### CHALLENGE
Print the data below verbatim, line by line, omitting the pictures.

### STORED RECORDS

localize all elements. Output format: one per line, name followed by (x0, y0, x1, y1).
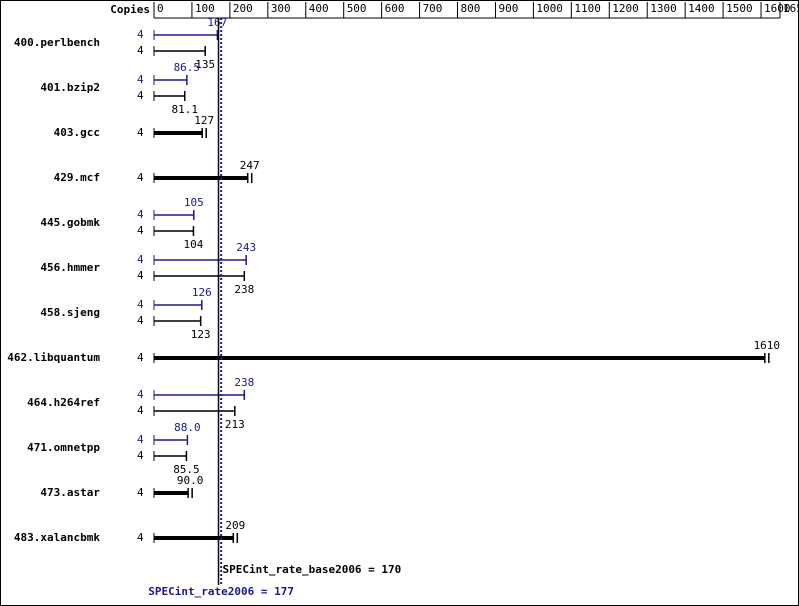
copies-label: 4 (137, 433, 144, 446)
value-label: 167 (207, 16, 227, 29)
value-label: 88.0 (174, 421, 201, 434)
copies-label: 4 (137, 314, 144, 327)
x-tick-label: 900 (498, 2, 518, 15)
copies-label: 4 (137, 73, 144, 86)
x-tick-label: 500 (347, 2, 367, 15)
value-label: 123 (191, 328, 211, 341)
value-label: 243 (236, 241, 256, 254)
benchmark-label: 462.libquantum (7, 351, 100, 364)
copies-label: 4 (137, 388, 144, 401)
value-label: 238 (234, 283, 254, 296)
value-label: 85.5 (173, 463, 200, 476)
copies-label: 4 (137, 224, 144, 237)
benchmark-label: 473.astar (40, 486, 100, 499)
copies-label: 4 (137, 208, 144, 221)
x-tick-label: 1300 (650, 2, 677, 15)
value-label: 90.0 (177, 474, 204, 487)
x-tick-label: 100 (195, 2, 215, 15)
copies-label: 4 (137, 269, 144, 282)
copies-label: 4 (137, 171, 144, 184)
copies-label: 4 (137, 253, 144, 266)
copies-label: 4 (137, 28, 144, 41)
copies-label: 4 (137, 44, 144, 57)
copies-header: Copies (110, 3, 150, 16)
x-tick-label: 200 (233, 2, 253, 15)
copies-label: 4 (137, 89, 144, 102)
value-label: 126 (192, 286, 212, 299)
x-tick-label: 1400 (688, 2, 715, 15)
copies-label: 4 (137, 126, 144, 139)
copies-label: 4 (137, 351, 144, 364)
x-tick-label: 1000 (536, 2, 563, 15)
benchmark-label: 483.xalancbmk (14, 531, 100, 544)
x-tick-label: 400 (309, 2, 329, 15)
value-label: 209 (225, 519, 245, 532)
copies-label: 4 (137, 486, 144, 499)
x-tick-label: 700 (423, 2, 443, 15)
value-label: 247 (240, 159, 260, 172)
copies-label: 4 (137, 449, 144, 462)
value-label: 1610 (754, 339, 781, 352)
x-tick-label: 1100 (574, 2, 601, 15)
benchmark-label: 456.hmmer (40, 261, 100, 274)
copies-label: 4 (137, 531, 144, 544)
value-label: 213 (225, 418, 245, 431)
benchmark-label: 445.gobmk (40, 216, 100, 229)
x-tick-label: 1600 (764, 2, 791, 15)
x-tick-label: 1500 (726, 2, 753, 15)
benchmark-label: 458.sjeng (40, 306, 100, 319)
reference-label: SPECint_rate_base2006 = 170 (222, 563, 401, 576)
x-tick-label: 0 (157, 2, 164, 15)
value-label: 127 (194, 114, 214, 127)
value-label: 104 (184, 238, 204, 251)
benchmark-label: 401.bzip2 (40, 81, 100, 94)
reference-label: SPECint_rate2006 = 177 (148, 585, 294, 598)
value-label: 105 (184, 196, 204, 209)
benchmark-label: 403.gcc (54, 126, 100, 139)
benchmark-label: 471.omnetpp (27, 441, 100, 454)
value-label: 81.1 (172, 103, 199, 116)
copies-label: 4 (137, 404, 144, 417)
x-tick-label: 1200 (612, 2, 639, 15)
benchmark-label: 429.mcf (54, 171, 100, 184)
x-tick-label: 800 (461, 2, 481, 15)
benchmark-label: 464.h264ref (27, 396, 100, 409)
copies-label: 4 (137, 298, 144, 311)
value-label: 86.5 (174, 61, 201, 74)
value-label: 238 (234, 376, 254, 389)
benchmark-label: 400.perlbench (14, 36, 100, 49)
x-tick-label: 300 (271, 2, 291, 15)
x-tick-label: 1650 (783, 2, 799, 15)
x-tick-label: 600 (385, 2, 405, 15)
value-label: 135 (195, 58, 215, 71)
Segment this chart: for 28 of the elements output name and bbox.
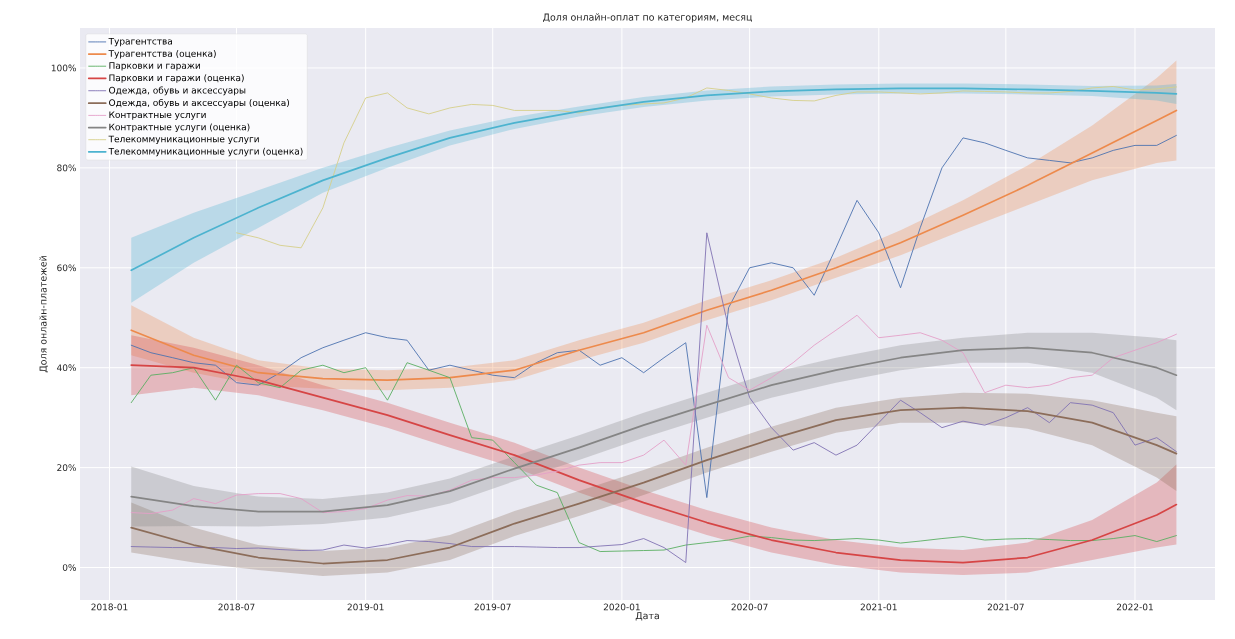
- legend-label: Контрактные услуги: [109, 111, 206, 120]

### WORKED SOLUTION
localize all elements. Output format: one per line, name followed by (x0, y0, x1, y1).
copies-label: 4 (137, 433, 144, 446)
value-label: 167 (207, 16, 227, 29)
value-label: 88.0 (174, 421, 201, 434)
copies-label: 4 (137, 314, 144, 327)
x-tick-label: 900 (498, 2, 518, 15)
copies-label: 4 (137, 73, 144, 86)
x-tick-label: 500 (347, 2, 367, 15)
value-label: 123 (191, 328, 211, 341)
value-label: 243 (236, 241, 256, 254)
benchmark-label: 462.libquantum (7, 351, 100, 364)
copies-label: 4 (137, 388, 144, 401)
value-label: 238 (234, 283, 254, 296)
value-label: 85.5 (173, 463, 200, 476)
copies-label: 4 (137, 224, 144, 237)
benchmark-label: 473.astar (40, 486, 100, 499)
copies-label: 4 (137, 208, 144, 221)
x-tick-label: 1300 (650, 2, 677, 15)
value-label: 90.0 (177, 474, 204, 487)
x-tick-label: 100 (195, 2, 215, 15)
copies-label: 4 (137, 269, 144, 282)
copies-label: 4 (137, 171, 144, 184)
copies-label: 4 (137, 253, 144, 266)
copies-label: 4 (137, 28, 144, 41)
copies-label: 4 (137, 44, 144, 57)
copies-header: Copies (110, 3, 150, 16)
x-tick-label: 200 (233, 2, 253, 15)
copies-label: 4 (137, 89, 144, 102)
value-label: 126 (192, 286, 212, 299)
x-tick-label: 1400 (688, 2, 715, 15)
copies-label: 4 (137, 126, 144, 139)
copies-label: 4 (137, 351, 144, 364)
x-tick-label: 1000 (536, 2, 563, 15)
benchmark-label: 483.xalancbmk (14, 531, 100, 544)
x-tick-label: 400 (309, 2, 329, 15)
value-label: 209 (225, 519, 245, 532)
copies-label: 4 (137, 486, 144, 499)
x-tick-label: 700 (423, 2, 443, 15)
value-label: 247 (240, 159, 260, 172)
copies-label: 4 (137, 449, 144, 462)
value-label: 1610 (754, 339, 781, 352)
x-tick-label: 1100 (574, 2, 601, 15)
benchmark-label: 456.hmmer (40, 261, 100, 274)
copies-label: 4 (137, 531, 144, 544)
value-label: 213 (225, 418, 245, 431)
benchmark-label: 445.gobmk (40, 216, 100, 229)
x-tick-label: 1600 (764, 2, 791, 15)
x-tick-label: 1500 (726, 2, 753, 15)
benchmark-label: 458.sjeng (40, 306, 100, 319)
reference-label: SPECint_rate_base2006 = 170 (222, 563, 401, 576)
x-tick-label: 0 (157, 2, 164, 15)
value-label: 127 (194, 114, 214, 127)
value-label: 104 (184, 238, 204, 251)
benchmark-label: 401.bzip2 (40, 81, 100, 94)
reference-label: SPECint_rate2006 = 177 (148, 585, 294, 598)
value-label: 105 (184, 196, 204, 209)
benchmark-label: 403.gcc (54, 126, 100, 139)
benchmark-label: 471.omnetpp (27, 441, 100, 454)
value-label: 81.1 (172, 103, 199, 116)
copies-label: 4 (137, 404, 144, 417)
x-tick-label: 1200 (612, 2, 639, 15)
benchmark-label: 429.mcf (54, 171, 100, 184)
x-tick-label: 800 (461, 2, 481, 15)
benchmark-label: 464.h264ref (27, 396, 100, 409)
copies-label: 4 (137, 298, 144, 311)
value-label: 86.5 (174, 61, 201, 74)
value-label: 238 (234, 376, 254, 389)
benchmark-label: 400.perlbench (14, 36, 100, 49)
x-tick-label: 300 (271, 2, 291, 15)
x-tick-label: 1650 (783, 2, 799, 15)
x-tick-label: 600 (385, 2, 405, 15)
value-label: 135 (195, 58, 215, 71)
Segment this chart: for 28 of the elements output name and bbox.
- legend-label: Контрактные услуги: [109, 111, 206, 120]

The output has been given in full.